## [Exercise brief]
Copy all lines below exactly as written. Leave pictures out.

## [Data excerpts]

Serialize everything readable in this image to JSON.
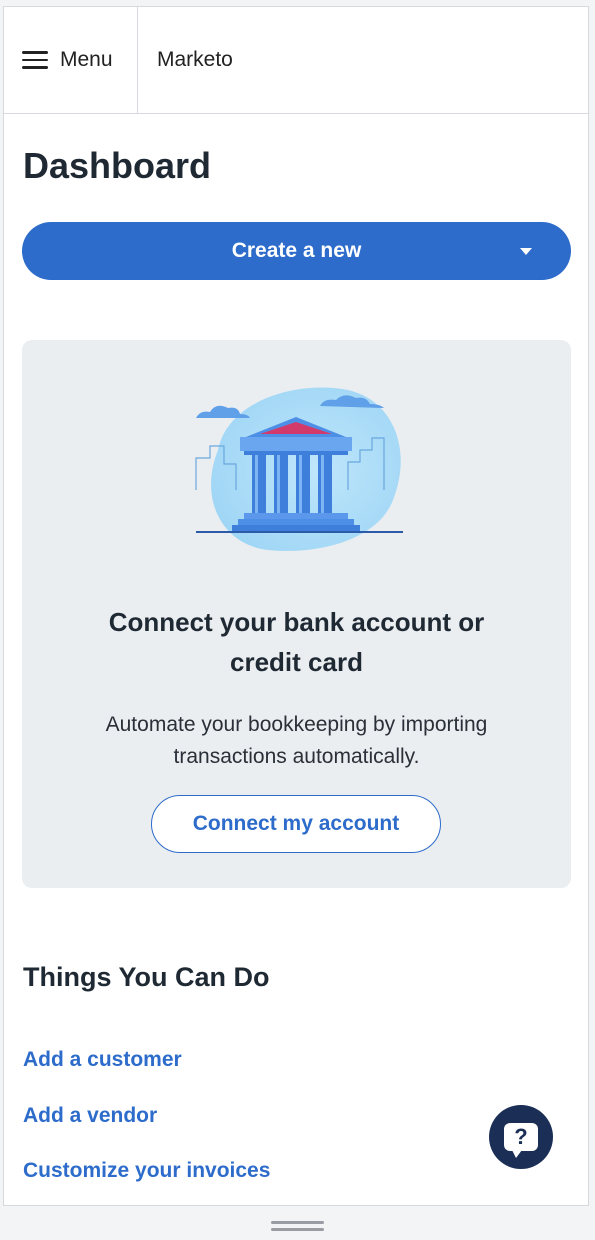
{
  "header": {
    "menu_label": "Menu",
    "brand": "Marketo"
  },
  "dashboard": {
    "title": "Dashboard",
    "create_button_label": "Create a new"
  },
  "bank_card": {
    "title_line1": "Connect your bank account or",
    "title_line2": "credit card",
    "desc_line1": "Automate your bookkeeping by importing",
    "desc_line2": "transactions automatically.",
    "button_label": "Connect my account"
  },
  "things": {
    "title": "Things You Can Do",
    "links": [
      "Add a customer",
      "Add a vendor",
      "Customize your invoices"
    ]
  },
  "help": {
    "glyph": "?"
  },
  "colors": {
    "accent": "#2d6cca",
    "card_bg": "#ebeef1",
    "help_bg": "#1b2e55",
    "bank_roof": "#d23a6b"
  },
  "icons": [
    "hamburger-menu-icon",
    "caret-down-icon",
    "bank-illustration",
    "help-chat-icon"
  ]
}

## [Solution]
Serialize everything readable in this image to JSON.
{
  "header": {
    "menu_label": "Menu",
    "brand": "Marketo"
  },
  "dashboard": {
    "title": "Dashboard",
    "create_button_label": "Create a new"
  },
  "bank_card": {
    "title_line1": "Connect your bank account or",
    "title_line2": "credit card",
    "desc_line1": "Automate your bookkeeping by importing",
    "desc_line2": "transactions automatically.",
    "button_label": "Connect my account"
  },
  "things": {
    "title": "Things You Can Do",
    "links": [
      "Add a customer",
      "Add a vendor",
      "Customize your invoices"
    ]
  },
  "help": {
    "glyph": "?"
  },
  "colors": {
    "accent": "#2d6cca",
    "card_bg": "#ebeef1",
    "help_bg": "#1b2e55",
    "bank_roof": "#d23a6b"
  },
  "icons": [
    "hamburger-menu-icon",
    "caret-down-icon",
    "bank-illustration",
    "help-chat-icon"
  ]
}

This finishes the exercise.